— Start Exercise materials —
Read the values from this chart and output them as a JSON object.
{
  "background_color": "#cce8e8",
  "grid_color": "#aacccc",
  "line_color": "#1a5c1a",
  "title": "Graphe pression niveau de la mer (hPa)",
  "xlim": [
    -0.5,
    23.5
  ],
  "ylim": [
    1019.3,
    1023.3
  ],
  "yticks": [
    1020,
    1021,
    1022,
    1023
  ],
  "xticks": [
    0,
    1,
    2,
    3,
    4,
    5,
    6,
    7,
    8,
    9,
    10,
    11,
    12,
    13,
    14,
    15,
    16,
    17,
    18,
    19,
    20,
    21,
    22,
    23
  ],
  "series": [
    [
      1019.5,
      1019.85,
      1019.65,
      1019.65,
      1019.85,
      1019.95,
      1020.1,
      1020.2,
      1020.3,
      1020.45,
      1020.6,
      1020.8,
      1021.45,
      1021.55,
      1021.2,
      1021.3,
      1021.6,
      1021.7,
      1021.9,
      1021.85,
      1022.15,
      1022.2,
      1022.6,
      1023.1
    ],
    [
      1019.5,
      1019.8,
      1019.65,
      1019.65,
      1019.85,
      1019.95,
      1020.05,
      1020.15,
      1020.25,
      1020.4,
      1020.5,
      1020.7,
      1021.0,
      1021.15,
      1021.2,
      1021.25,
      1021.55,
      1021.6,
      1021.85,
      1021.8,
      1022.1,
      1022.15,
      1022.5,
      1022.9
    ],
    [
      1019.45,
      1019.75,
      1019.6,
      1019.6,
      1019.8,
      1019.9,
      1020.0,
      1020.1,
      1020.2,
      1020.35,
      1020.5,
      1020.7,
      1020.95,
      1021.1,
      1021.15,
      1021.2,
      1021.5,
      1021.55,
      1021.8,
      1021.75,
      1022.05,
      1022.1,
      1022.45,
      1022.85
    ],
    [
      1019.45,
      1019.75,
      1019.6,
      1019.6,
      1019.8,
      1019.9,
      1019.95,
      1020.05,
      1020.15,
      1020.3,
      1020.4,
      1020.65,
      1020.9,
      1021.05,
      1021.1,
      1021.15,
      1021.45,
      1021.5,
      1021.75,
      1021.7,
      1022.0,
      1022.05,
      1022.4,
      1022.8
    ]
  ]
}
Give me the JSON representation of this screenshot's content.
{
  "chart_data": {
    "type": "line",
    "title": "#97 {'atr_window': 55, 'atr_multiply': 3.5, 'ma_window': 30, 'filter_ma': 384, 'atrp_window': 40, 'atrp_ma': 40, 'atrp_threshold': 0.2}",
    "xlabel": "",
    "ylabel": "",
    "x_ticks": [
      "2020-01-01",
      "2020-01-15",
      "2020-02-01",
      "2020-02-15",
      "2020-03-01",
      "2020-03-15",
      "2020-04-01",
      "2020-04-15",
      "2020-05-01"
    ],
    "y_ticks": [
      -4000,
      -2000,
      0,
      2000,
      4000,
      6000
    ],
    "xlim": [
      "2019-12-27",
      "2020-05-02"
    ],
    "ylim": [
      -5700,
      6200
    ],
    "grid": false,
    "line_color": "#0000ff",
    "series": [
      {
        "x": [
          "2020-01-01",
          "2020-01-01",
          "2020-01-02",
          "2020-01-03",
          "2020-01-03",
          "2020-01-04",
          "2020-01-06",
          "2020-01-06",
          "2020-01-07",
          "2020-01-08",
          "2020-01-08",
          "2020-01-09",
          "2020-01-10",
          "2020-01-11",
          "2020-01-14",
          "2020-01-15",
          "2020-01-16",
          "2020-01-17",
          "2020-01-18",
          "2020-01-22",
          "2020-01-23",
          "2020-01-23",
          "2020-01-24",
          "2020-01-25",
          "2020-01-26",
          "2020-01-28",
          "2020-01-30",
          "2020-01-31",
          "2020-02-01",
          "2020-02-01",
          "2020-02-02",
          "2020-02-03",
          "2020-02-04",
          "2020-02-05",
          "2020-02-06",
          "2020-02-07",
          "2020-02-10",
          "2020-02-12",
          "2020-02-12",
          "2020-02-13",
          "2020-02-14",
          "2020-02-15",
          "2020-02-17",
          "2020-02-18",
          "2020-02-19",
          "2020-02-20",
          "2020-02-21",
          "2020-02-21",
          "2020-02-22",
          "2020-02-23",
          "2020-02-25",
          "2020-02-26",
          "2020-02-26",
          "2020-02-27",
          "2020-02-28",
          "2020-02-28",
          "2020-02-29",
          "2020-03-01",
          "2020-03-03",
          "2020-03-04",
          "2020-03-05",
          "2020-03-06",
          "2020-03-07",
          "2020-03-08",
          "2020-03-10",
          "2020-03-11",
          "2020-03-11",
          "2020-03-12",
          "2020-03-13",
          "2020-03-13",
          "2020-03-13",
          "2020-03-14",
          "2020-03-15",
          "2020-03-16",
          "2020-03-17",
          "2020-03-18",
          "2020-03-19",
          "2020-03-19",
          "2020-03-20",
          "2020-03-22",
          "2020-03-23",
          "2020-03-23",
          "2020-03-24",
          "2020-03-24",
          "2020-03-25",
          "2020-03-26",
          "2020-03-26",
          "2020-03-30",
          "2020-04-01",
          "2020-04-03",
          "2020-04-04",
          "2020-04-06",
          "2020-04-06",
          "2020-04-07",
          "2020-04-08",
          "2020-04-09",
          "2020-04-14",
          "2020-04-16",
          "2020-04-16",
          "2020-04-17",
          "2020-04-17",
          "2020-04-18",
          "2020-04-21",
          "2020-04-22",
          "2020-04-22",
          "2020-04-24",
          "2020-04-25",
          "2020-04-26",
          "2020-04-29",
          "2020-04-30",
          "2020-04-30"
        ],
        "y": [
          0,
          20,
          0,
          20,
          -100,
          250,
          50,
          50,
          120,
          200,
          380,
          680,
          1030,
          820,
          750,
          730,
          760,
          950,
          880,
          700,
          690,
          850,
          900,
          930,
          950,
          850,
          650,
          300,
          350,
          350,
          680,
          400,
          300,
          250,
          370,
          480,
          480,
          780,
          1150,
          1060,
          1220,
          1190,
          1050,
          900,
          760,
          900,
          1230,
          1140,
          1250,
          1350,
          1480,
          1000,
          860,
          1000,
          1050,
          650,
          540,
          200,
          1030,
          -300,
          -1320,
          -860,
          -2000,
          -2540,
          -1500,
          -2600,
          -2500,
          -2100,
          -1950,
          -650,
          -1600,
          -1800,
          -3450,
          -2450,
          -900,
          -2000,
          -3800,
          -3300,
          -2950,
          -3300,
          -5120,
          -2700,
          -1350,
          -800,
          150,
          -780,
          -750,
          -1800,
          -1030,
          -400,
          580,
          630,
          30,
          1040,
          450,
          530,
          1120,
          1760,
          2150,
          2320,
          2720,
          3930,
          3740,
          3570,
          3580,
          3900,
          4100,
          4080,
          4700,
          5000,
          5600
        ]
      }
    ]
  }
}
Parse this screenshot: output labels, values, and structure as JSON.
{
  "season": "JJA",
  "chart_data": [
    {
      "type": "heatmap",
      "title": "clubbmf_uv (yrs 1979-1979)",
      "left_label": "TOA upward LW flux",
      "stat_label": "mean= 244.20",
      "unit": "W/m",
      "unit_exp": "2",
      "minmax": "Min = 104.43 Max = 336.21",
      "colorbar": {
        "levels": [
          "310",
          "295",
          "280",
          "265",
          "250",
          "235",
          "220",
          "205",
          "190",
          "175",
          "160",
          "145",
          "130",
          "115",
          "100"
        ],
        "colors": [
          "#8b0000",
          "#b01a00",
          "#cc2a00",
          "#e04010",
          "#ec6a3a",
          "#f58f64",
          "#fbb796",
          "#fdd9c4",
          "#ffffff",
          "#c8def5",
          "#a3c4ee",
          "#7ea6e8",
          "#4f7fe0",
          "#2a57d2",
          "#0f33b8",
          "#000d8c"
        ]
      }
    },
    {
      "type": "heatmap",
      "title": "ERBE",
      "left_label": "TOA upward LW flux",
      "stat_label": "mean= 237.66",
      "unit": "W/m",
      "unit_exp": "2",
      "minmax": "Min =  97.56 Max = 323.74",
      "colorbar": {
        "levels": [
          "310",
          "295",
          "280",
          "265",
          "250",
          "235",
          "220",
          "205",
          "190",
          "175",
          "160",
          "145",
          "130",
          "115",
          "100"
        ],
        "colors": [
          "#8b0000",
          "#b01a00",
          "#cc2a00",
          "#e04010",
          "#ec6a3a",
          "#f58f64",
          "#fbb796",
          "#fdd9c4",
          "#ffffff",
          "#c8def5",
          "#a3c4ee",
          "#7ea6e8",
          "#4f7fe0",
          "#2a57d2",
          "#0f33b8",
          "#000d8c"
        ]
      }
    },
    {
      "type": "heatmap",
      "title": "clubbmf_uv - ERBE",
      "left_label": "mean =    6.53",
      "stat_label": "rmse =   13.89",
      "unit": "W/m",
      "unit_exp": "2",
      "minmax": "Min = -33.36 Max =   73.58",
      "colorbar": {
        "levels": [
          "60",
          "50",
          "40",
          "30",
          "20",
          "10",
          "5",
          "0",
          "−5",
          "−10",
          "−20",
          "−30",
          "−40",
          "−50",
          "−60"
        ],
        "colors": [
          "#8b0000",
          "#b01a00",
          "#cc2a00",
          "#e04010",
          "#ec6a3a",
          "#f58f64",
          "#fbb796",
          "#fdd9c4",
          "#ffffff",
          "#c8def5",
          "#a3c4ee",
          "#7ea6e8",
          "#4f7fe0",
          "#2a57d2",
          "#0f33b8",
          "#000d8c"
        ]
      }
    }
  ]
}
— End Exercise materials —
■ What the task asks:
Copy out every line where the word "values" occurs.

■ Solved problem:
Read the values from this chart and output them as a JSON object.
Parse this screenshot: output labels, values, and structure as JSON.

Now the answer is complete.